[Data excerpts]
— BEGIN —
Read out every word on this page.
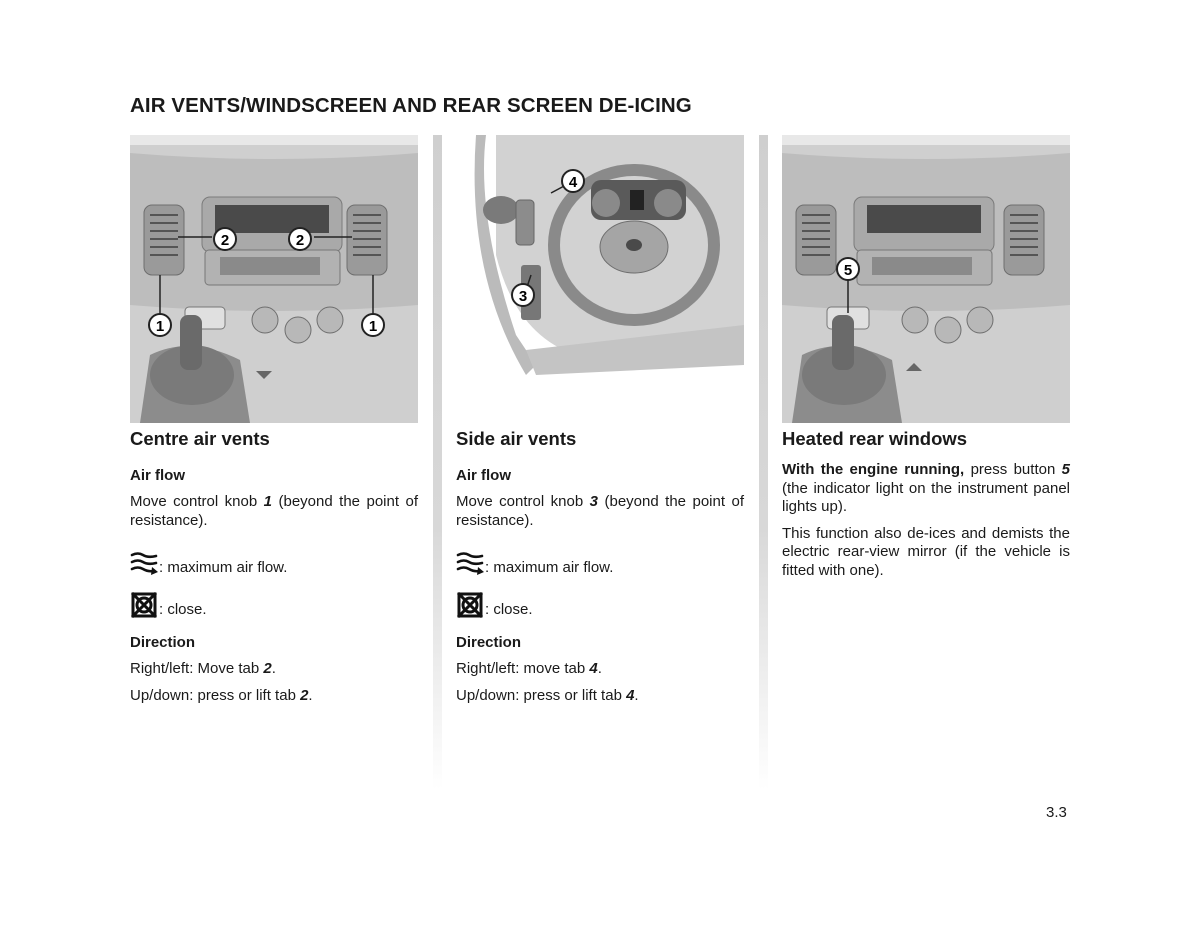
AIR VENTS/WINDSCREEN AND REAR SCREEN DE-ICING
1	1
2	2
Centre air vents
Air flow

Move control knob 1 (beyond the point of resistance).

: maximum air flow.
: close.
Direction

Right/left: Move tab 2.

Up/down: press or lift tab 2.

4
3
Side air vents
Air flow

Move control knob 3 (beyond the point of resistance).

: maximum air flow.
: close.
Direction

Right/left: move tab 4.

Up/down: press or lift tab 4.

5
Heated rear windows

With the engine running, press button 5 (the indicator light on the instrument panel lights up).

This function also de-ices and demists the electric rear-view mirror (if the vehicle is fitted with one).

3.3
— END —
▶ [Task description]: Retype each entry precisely. Skip images entirely.

▶ [Response to the exercise]:
Read out every word on this page.
AIR VENTS/WINDSCREEN AND REAR SCREEN DE-ICING
1	1
2	2
Centre air vents
Air flow

Move control knob 1 (beyond the point of resistance).

: maximum air flow.
: close.
Direction

Right/left: Move tab 2.

Up/down: press or lift tab 2.

4
3
Side air vents
Air flow

Move control knob 3 (beyond the point of resistance).

: maximum air flow.
: close.
Direction

Right/left: move tab 4.

Up/down: press or lift tab 4.

5
Heated rear windows

With the engine running, press button 5 (the indicator light on the instrument panel lights up).

This function also de-ices and demists the electric rear-view mirror (if the vehicle is fitted with one).

3.3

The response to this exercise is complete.